## BEGIN Material

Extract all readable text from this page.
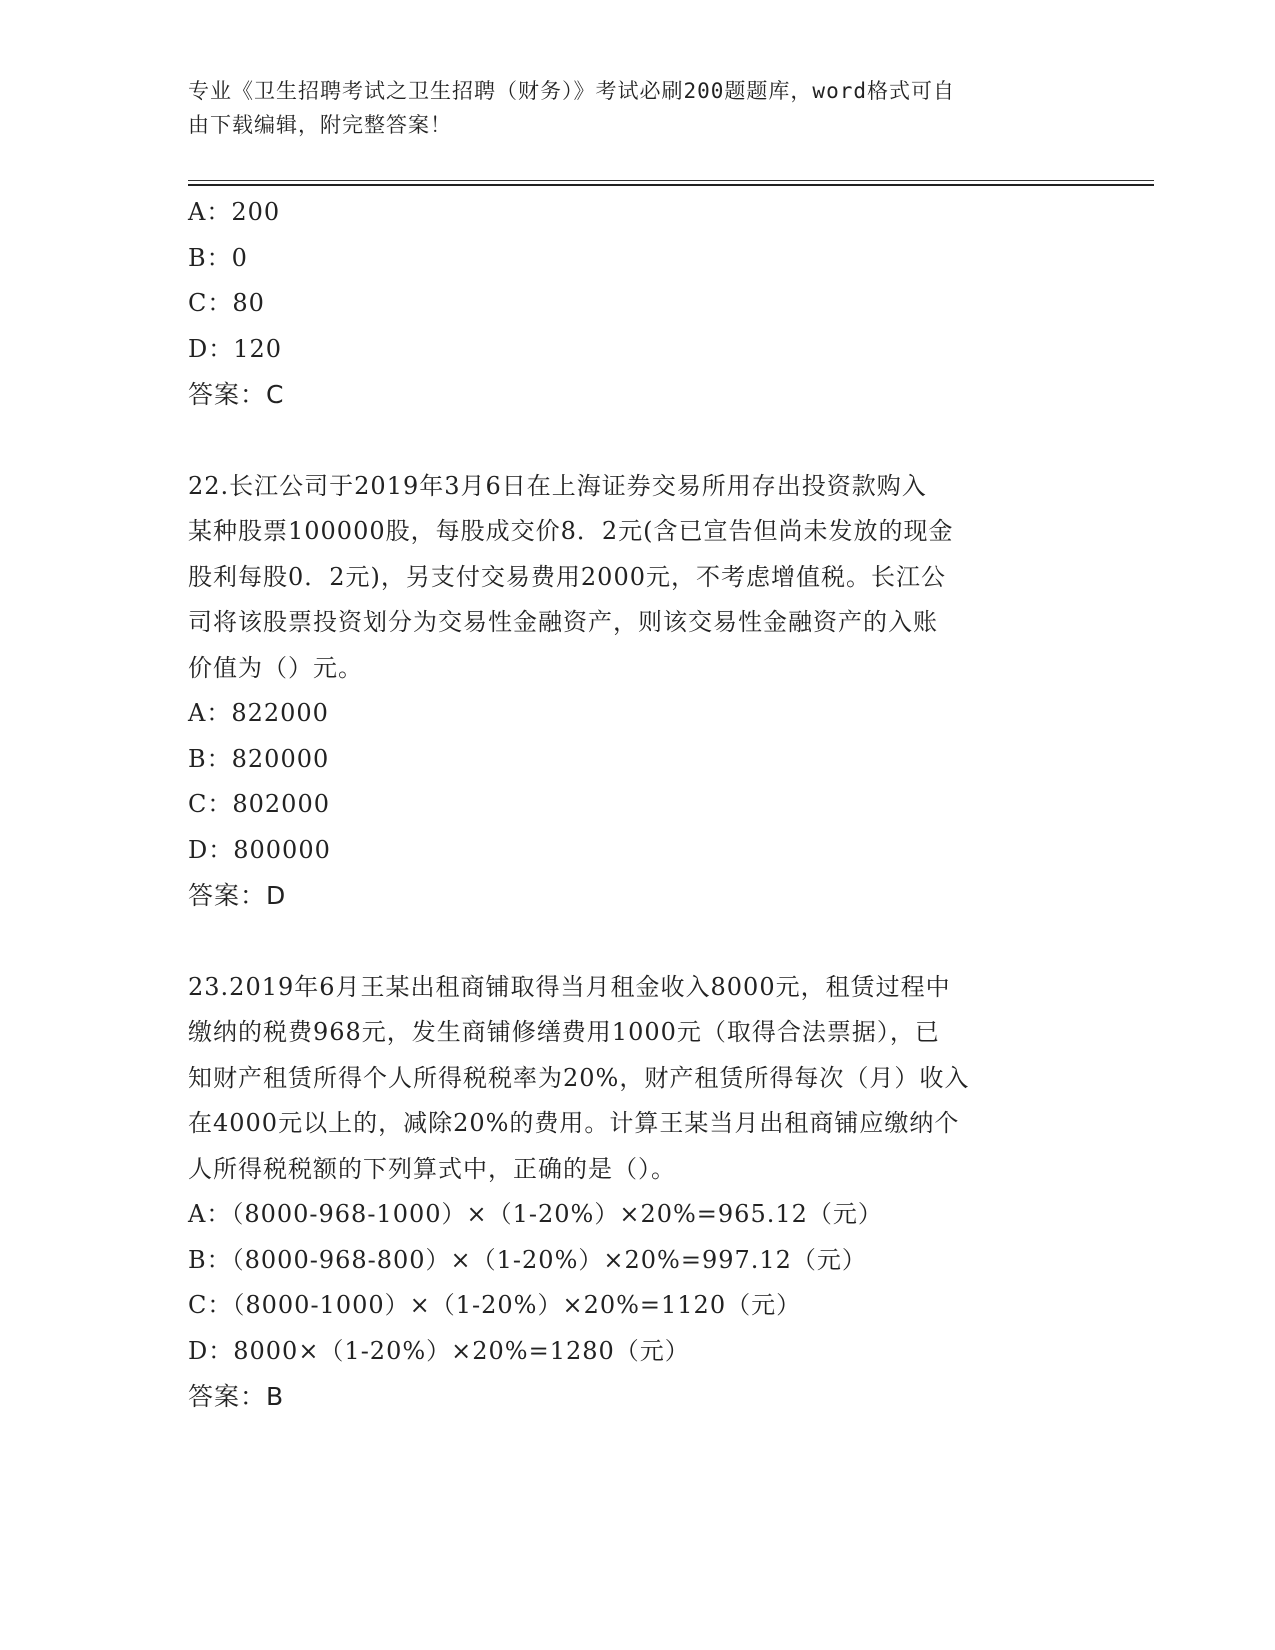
专业《卫生招聘考试之卫生招聘（财务）》考试必刷200题题库，word格式可自
由下载编辑，附完整答案！
A：200
B：0
C：80
D：120
答案：C
22.长江公司于2019年3月6日在上海证券交易所用存出投资款购入
某种股票100000股，每股成交价8．2元(含已宣告但尚未发放的现金
股利每股0．2元)，另支付交易费用2000元，不考虑增值税。长江公
司将该股票投资划分为交易性金融资产，则该交易性金融资产的入账
价值为（）元。
A：822000
B：820000
C：802000
D：800000
答案：D
23.2019年6月王某出租商铺取得当月租金收入8000元，租赁过程中
缴纳的税费968元，发生商铺修缮费用1000元（取得合法票据），已
知财产租赁所得个人所得税税率为20%，财产租赁所得每次（月）收入
在4000元以上的，减除20%的费用。计算王某当月出租商铺应缴纳个
人所得税税额的下列算式中，正确的是（）。
A：（8000-968-1000）×（1-20%）×20%=965.12（元）
B：（8000-968-800）×（1-20%）×20%=997.12（元）
C：（8000-1000）×（1-20%）×20%=1120（元）
D：8000×（1-20%）×20%=1280（元）
答案：B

## END Material

Given problem: Leave out the pictures and output every record above precisely as given.

Completed task:
Extract all readable text from this page.
专业《卫生招聘考试之卫生招聘（财务）》考试必刷200题题库，word格式可自
由下载编辑，附完整答案！
A：200
B：0
C：80
D：120
答案：C
22.长江公司于2019年3月6日在上海证券交易所用存出投资款购入
某种股票100000股，每股成交价8．2元(含已宣告但尚未发放的现金
股利每股0．2元)，另支付交易费用2000元，不考虑增值税。长江公
司将该股票投资划分为交易性金融资产，则该交易性金融资产的入账
价值为（）元。
A：822000
B：820000
C：802000
D：800000
答案：D
23.2019年6月王某出租商铺取得当月租金收入8000元，租赁过程中
缴纳的税费968元，发生商铺修缮费用1000元（取得合法票据），已
知财产租赁所得个人所得税税率为20%，财产租赁所得每次（月）收入
在4000元以上的，减除20%的费用。计算王某当月出租商铺应缴纳个
人所得税税额的下列算式中，正确的是（）。
A：（8000-968-1000）×（1-20%）×20%=965.12（元）
B：（8000-968-800）×（1-20%）×20%=997.12（元）
C：（8000-1000）×（1-20%）×20%=1120（元）
D：8000×（1-20%）×20%=1280（元）
答案：B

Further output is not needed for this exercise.